Problem statement: Scan the listing below and copy every line holding "draws".
╭──
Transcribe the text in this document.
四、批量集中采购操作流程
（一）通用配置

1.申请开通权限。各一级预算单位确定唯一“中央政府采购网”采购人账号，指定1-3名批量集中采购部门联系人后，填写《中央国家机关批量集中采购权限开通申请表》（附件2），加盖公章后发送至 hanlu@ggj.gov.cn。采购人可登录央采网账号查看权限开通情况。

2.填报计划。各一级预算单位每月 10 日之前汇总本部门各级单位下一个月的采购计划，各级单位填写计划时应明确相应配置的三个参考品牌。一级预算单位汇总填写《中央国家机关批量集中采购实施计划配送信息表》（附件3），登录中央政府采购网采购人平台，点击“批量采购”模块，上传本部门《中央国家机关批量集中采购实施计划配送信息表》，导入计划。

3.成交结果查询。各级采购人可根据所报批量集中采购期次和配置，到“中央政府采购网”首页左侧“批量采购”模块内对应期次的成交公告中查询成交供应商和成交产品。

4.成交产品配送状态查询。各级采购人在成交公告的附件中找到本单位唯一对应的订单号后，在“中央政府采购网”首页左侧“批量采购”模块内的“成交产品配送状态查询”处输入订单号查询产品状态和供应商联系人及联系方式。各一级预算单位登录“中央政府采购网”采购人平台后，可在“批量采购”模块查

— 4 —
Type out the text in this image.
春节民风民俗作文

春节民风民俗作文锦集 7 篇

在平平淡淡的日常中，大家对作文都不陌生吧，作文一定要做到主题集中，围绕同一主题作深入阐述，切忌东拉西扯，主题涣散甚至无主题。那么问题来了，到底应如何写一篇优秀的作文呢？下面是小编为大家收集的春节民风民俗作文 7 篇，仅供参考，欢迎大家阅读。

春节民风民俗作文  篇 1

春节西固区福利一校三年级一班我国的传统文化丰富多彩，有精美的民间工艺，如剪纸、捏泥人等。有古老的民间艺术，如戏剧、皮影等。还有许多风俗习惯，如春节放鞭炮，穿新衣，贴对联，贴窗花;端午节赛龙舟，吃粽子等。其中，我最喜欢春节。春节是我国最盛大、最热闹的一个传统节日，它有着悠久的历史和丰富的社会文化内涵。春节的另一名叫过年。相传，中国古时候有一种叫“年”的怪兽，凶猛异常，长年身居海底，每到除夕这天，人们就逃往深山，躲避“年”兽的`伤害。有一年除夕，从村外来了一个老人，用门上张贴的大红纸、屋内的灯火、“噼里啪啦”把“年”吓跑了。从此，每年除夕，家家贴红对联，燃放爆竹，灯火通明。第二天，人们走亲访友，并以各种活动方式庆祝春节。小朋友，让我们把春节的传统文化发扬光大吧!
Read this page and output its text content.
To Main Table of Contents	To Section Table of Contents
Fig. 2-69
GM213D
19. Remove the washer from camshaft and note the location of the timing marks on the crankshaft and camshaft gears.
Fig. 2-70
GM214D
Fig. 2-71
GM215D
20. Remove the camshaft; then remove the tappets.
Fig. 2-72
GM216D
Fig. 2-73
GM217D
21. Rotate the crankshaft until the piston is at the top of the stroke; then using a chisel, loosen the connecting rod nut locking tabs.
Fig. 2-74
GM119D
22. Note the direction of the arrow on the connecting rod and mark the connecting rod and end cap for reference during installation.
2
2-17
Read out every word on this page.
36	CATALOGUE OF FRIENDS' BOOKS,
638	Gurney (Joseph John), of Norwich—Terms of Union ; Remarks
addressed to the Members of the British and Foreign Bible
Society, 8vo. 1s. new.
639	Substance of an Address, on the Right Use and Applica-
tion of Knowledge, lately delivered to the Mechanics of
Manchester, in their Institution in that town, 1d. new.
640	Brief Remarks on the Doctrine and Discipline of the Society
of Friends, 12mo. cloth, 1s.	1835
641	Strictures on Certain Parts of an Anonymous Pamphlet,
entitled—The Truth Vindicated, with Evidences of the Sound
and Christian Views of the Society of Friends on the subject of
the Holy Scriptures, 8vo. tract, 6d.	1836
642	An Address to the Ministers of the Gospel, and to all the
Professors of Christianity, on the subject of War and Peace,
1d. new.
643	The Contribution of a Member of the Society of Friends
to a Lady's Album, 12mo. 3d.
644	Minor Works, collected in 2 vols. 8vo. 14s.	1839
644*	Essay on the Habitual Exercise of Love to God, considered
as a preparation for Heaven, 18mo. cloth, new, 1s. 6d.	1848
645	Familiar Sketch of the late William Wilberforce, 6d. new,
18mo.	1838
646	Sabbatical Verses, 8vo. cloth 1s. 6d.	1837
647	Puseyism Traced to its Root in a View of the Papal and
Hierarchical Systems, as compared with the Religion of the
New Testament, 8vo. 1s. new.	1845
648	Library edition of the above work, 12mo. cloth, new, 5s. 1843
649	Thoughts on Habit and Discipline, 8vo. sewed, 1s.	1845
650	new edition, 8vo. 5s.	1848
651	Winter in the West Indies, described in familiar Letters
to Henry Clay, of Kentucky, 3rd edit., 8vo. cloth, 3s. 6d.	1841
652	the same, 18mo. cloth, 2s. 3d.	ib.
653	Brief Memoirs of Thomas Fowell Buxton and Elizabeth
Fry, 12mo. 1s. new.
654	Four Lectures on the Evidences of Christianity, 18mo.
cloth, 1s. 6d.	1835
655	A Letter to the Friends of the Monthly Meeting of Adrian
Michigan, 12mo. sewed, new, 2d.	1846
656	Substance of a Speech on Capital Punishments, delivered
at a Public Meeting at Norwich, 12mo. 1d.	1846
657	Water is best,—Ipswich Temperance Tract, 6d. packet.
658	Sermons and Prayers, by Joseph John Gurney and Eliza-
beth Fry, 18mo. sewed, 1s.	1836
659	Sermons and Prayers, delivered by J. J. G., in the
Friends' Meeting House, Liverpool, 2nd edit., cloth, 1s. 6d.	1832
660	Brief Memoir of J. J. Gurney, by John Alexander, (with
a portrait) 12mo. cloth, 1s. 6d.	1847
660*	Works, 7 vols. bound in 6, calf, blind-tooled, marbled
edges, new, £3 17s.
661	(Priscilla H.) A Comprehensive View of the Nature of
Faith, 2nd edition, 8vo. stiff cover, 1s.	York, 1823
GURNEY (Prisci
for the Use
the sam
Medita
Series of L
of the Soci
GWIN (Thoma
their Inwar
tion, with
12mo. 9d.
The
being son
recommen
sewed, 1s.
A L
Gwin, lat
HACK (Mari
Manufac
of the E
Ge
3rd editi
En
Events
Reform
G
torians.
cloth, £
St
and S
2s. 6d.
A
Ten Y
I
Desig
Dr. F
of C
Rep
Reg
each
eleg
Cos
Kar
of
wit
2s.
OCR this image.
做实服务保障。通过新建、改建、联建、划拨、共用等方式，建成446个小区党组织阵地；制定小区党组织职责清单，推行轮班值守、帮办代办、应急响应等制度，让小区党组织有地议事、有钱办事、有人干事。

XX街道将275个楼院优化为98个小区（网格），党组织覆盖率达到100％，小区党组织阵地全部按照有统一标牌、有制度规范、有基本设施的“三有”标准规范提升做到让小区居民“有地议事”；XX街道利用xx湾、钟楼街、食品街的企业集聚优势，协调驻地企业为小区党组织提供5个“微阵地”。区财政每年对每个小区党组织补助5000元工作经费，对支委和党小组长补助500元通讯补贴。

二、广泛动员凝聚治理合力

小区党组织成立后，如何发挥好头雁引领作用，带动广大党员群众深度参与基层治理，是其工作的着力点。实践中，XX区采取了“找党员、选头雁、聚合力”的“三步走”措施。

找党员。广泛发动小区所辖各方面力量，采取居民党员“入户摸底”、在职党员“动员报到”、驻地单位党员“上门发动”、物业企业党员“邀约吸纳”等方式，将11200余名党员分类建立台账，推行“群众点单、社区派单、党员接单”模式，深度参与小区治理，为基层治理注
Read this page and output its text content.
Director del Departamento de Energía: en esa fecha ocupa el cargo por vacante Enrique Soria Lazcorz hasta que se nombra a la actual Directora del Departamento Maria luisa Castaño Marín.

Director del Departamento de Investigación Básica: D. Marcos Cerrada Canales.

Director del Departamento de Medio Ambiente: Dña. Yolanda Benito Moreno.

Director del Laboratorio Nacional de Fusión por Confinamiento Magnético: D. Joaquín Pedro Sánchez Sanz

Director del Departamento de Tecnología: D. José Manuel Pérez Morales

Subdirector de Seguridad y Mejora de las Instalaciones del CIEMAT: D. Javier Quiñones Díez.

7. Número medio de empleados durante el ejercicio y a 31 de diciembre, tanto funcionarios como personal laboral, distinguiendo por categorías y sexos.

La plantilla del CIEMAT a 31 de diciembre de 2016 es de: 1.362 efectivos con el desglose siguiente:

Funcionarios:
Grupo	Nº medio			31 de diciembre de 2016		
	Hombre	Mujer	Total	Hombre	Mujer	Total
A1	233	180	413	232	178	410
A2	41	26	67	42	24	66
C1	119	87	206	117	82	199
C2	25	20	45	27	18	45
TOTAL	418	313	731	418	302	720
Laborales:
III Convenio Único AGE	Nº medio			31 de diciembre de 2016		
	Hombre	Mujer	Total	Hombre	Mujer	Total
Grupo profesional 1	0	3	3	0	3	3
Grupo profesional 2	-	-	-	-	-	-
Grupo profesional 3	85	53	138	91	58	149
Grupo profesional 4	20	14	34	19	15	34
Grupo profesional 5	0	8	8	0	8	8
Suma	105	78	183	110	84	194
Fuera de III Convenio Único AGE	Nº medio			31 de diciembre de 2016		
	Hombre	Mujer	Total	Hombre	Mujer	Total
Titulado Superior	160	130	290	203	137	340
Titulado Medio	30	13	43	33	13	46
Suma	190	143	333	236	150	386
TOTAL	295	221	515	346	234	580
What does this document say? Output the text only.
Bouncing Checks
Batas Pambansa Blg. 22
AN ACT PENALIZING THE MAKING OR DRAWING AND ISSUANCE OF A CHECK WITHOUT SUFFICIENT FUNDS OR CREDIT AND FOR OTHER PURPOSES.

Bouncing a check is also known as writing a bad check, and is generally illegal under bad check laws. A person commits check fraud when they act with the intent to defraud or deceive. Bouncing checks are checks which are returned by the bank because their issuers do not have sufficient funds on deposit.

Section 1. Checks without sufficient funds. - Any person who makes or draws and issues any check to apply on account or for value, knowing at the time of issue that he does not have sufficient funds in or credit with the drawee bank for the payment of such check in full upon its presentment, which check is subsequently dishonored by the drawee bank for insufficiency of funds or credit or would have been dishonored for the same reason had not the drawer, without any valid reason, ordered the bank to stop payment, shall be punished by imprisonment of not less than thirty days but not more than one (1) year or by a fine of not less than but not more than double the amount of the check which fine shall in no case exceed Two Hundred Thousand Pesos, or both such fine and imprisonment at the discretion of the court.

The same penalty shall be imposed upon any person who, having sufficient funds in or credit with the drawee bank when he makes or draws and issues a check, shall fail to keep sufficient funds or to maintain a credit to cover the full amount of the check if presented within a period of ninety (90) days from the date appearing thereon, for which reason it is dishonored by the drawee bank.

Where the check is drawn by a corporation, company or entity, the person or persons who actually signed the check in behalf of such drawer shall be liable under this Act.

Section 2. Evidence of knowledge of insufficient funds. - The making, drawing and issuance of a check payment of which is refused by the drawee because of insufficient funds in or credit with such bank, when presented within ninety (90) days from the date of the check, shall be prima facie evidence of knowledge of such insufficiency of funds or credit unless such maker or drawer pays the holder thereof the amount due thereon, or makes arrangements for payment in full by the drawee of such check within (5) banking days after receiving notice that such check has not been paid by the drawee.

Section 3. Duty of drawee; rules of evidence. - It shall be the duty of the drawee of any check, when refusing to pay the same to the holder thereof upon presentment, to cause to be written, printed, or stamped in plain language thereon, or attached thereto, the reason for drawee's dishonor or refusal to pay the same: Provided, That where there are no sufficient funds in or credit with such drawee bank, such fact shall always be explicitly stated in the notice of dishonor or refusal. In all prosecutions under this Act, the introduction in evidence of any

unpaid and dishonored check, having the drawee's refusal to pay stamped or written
╰──
Output for this exercise:
Section 1. Checks without sufficient funds. - Any person who makes or draws and issues any check to apply on account or for value, knowing at the time of issue that he does not have sufficient funds in or credit with the drawee bank for the payment of such check in full upon its presentment, which check is subsequently dishonored by the drawee bank for insufficiency of funds or credit or would have been dishonored for the same reason had not the drawer, without any valid reason, ordered the bank to stop payment, shall be punished by imprisonment of not less than thirty days but not more than one (1) year or by a fine of not less than but not more than double the amount of the check which fine shall in no case exceed Two Hundred Thousand Pesos, or both such fine and imprisonment at the discretion of the court.
The same penalty shall be imposed upon any person who, having sufficient funds in or credit with the drawee bank when he makes or draws and issues a check, shall fail to keep sufficient funds or to maintain a credit to cover the full amount of the check if presented within a period of ninety (90) days from the date appearing thereon, for which reason it is dishonored by the drawee bank.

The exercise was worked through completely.